Stored data:
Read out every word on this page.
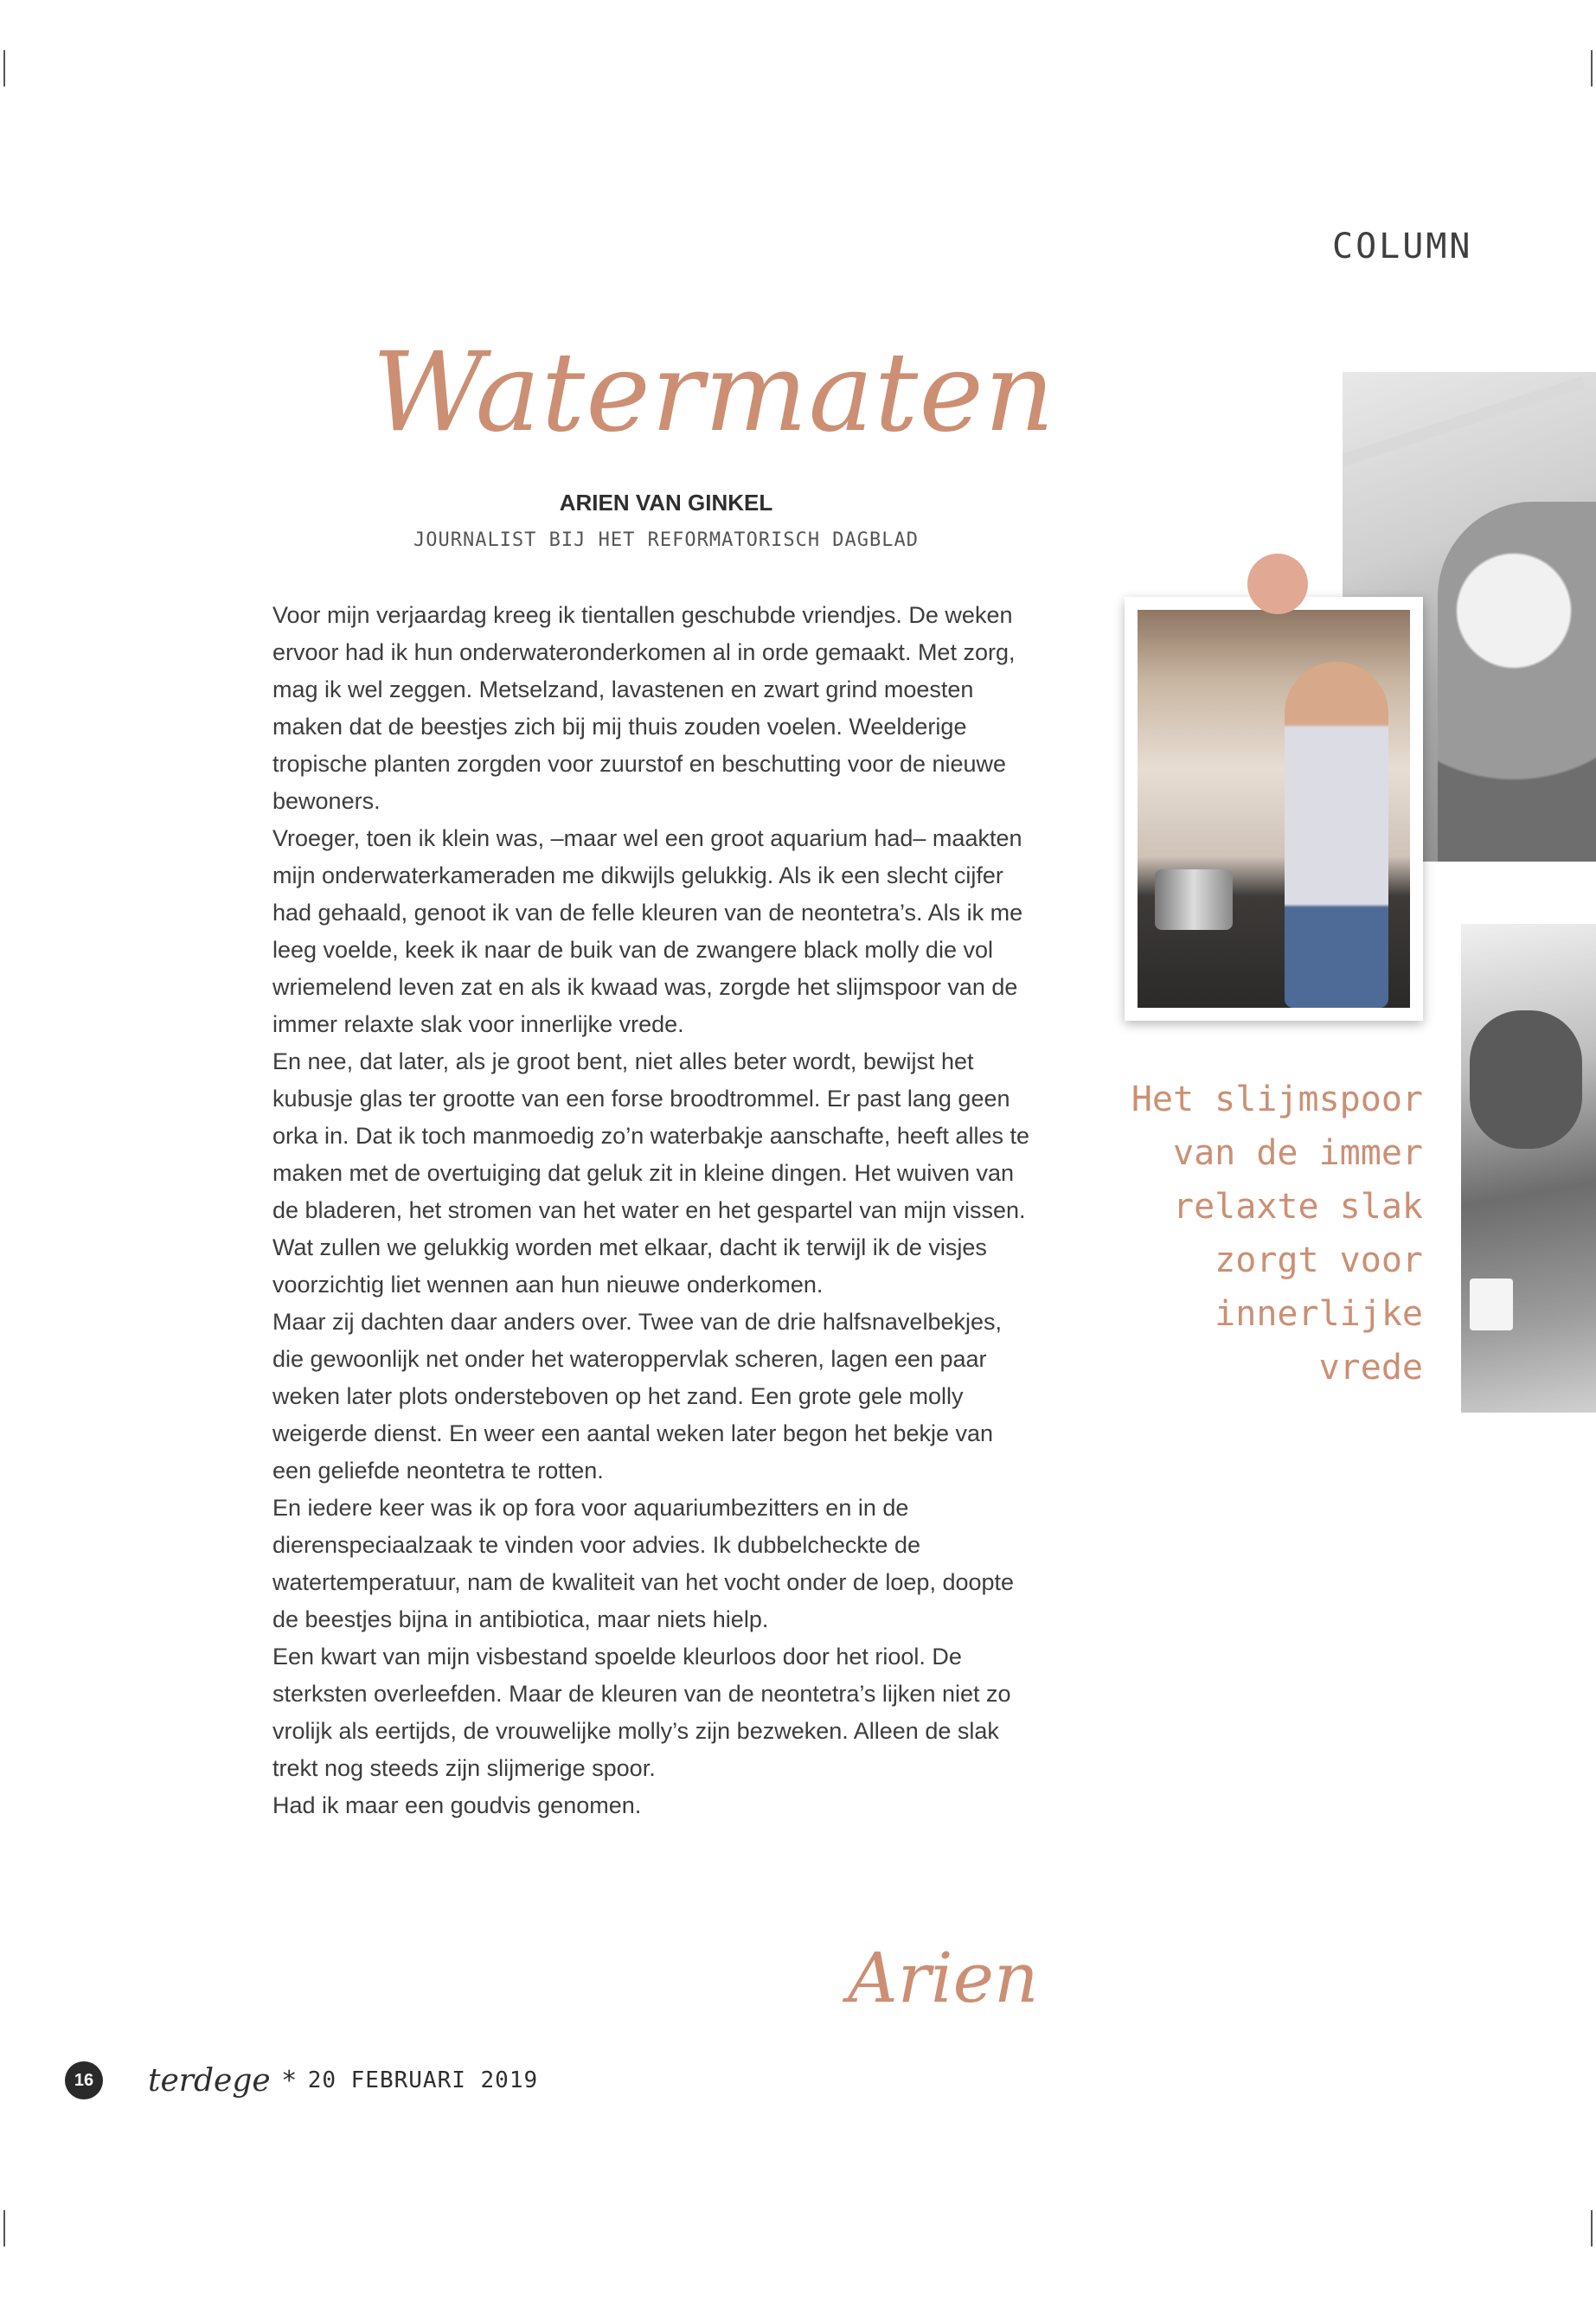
COLUMN
Watermaten
ARIEN VAN GINKEL
JOURNALIST BIJ HET REFORMATORISCH DAGBLAD

Voor mijn verjaardag kreeg ik tientallen geschubde vriendjes. De weken ervoor had ik hun onderwateronderkomen al in orde gemaakt. Met zorg, mag ik wel zeggen. Metselzand, lavastenen en zwart grind moesten maken dat de beestjes zich bij mij thuis zouden voelen. Weelderige tropische planten zorgden voor zuurstof en beschutting voor de nieuwe bewoners.

Vroeger, toen ik klein was, –maar wel een groot aquarium had– maakten mijn onderwaterkameraden me dikwijls gelukkig. Als ik een slecht cijfer had gehaald, genoot ik van de felle kleuren van de neontetra’s. Als ik me leeg voelde, keek ik naar de buik van de zwangere black molly die vol wriemelend leven zat en als ik kwaad was, zorgde het slijmspoor van de immer relaxte slak voor innerlijke vrede.

En nee, dat later, als je groot bent, niet alles beter wordt, bewijst het kubusje glas ter grootte van een forse broodtrommel. Er past lang geen orka in. Dat ik toch manmoedig zo’n waterbakje aanschafte, heeft alles te maken met de overtuiging dat geluk zit in kleine dingen. Het wuiven van de bladeren, het stromen van het water en het gespartel van mijn vissen.

Wat zullen we gelukkig worden met elkaar, dacht ik terwijl ik de visjes voorzichtig liet wennen aan hun nieuwe onderkomen.

Maar zij dachten daar anders over. Twee van de drie halfsnavelbekjes, die gewoonlijk net onder het wateroppervlak scheren, lagen een paar weken later plots ondersteboven op het zand. Een grote gele molly weigerde dienst. En weer een aantal weken later begon het bekje van een geliefde neontetra te rotten.

En iedere keer was ik op fora voor aquariumbezitters en in de dierenspeciaalzaak te vinden voor advies. Ik dubbelcheckte de watertemperatuur, nam de kwaliteit van het vocht onder de loep, doopte de beestjes bijna in antibiotica, maar niets hielp.

Een kwart van mijn visbestand spoelde kleurloos door het riool. De sterksten overleefden. Maar de kleuren van de neontetra’s lijken niet zo vrolijk als eertijds, de vrouwelijke molly’s zijn bezweken. Alleen de slak trekt nog steeds zijn slijmerige spoor.

Had ik maar een goudvis genomen.

Het slijmspoor

van de immer

relaxte slak

zorgt voor

innerlijke

vrede

Arien
16	terdege * 20 FEBRUARI 2019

■ **Exercise details**
Using the data above, say how many lines include "innerlijke". No other reply is needed.

■ **Answer for the task**
2